--- INFORMATION PROVIDED ---

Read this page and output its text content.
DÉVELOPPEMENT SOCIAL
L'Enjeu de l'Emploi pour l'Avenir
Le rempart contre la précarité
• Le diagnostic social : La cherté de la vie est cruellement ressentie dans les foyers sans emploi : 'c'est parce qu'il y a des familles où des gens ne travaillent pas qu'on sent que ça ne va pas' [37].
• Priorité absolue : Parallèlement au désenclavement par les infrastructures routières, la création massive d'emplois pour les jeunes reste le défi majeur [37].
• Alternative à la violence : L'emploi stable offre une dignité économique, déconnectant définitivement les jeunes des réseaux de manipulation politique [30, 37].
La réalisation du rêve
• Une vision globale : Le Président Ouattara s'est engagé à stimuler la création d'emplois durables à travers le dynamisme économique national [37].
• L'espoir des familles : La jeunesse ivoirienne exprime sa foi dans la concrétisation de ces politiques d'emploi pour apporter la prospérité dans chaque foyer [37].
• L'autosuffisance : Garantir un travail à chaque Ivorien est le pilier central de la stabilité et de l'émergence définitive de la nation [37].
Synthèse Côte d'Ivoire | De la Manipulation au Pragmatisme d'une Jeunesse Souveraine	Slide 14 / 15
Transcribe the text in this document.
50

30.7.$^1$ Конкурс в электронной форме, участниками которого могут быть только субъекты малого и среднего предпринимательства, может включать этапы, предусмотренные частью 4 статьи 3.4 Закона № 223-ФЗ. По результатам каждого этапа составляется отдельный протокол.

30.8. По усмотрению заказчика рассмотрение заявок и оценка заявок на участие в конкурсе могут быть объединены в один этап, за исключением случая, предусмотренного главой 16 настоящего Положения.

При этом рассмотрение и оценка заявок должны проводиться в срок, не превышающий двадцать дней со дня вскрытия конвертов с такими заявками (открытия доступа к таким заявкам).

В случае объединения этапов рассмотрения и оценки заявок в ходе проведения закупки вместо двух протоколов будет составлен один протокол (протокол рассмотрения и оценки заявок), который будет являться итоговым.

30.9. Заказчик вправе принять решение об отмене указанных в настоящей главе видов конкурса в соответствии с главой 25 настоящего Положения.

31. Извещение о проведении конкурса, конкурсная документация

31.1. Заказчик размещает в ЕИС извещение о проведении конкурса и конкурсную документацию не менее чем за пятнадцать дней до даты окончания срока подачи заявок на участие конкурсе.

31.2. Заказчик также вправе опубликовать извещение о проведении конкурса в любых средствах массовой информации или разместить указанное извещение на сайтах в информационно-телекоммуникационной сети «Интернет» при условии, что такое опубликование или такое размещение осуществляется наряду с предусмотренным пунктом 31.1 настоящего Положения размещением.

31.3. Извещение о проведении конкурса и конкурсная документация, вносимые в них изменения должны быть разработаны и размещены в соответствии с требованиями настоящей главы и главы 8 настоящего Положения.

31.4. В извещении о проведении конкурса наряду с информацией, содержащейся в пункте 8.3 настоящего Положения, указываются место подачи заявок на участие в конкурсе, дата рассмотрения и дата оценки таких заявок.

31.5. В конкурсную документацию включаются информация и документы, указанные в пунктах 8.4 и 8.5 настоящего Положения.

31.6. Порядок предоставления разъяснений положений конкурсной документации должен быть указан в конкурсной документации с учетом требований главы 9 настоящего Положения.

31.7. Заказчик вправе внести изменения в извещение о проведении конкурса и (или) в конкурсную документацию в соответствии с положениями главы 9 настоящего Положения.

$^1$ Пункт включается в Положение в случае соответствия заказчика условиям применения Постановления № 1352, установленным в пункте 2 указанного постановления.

---

STATED TASK -> Emit the full listing verbatim.

SOLVED EXERCISE ->
Read this page and output its text content.
DÉVELOPPEMENT SOCIAL
L'Enjeu de l'Emploi pour l'Avenir
Le rempart contre la précarité
• Le diagnostic social : La cherté de la vie est cruellement ressentie dans les foyers sans emploi : 'c'est parce qu'il y a des familles où des gens ne travaillent pas qu'on sent que ça ne va pas' [37].
• Priorité absolue : Parallèlement au désenclavement par les infrastructures routières, la création massive d'emplois pour les jeunes reste le défi majeur [37].
• Alternative à la violence : L'emploi stable offre une dignité économique, déconnectant définitivement les jeunes des réseaux de manipulation politique [30, 37].
La réalisation du rêve
• Une vision globale : Le Président Ouattara s'est engagé à stimuler la création d'emplois durables à travers le dynamisme économique national [37].
• L'espoir des familles : La jeunesse ivoirienne exprime sa foi dans la concrétisation de ces politiques d'emploi pour apporter la prospérité dans chaque foyer [37].
• L'autosuffisance : Garantir un travail à chaque Ivorien est le pilier central de la stabilité et de l'émergence définitive de la nation [37].
Synthèse Côte d'Ivoire | De la Manipulation au Pragmatisme d'une Jeunesse Souveraine	Slide 14 / 15
Transcribe the text in this document.
50

30.7.$^1$ Конкурс в электронной форме, участниками которого могут быть только субъекты малого и среднего предпринимательства, может включать этапы, предусмотренные частью 4 статьи 3.4 Закона № 223-ФЗ. По результатам каждого этапа составляется отдельный протокол.

30.8. По усмотрению заказчика рассмотрение заявок и оценка заявок на участие в конкурсе могут быть объединены в один этап, за исключением случая, предусмотренного главой 16 настоящего Положения.

При этом рассмотрение и оценка заявок должны проводиться в срок, не превышающий двадцать дней со дня вскрытия конвертов с такими заявками (открытия доступа к таким заявкам).

В случае объединения этапов рассмотрения и оценки заявок в ходе проведения закупки вместо двух протоколов будет составлен один протокол (протокол рассмотрения и оценки заявок), который будет являться итоговым.

30.9. Заказчик вправе принять решение об отмене указанных в настоящей главе видов конкурса в соответствии с главой 25 настоящего Положения.

31. Извещение о проведении конкурса, конкурсная документация

31.1. Заказчик размещает в ЕИС извещение о проведении конкурса и конкурсную документацию не менее чем за пятнадцать дней до даты окончания срока подачи заявок на участие конкурсе.

31.2. Заказчик также вправе опубликовать извещение о проведении конкурса в любых средствах массовой информации или разместить указанное извещение на сайтах в информационно-телекоммуникационной сети «Интернет» при условии, что такое опубликование или такое размещение осуществляется наряду с предусмотренным пунктом 31.1 настоящего Положения размещением.

31.3. Извещение о проведении конкурса и конкурсная документация, вносимые в них изменения должны быть разработаны и размещены в соответствии с требованиями настоящей главы и главы 8 настоящего Положения.

31.4. В извещении о проведении конкурса наряду с информацией, содержащейся в пункте 8.3 настоящего Положения, указываются место подачи заявок на участие в конкурсе, дата рассмотрения и дата оценки таких заявок.

31.5. В конкурсную документацию включаются информация и документы, указанные в пунктах 8.4 и 8.5 настоящего Положения.

31.6. Порядок предоставления разъяснений положений конкурсной документации должен быть указан в конкурсной документации с учетом требований главы 9 настоящего Положения.

31.7. Заказчик вправе внести изменения в извещение о проведении конкурса и (или) в конкурсную документацию в соответствии с положениями главы 9 настоящего Положения.

$^1$ Пункт включается в Положение в случае соответствия заказчика условиям применения Постановления № 1352, установленным в пункте 2 указанного постановления.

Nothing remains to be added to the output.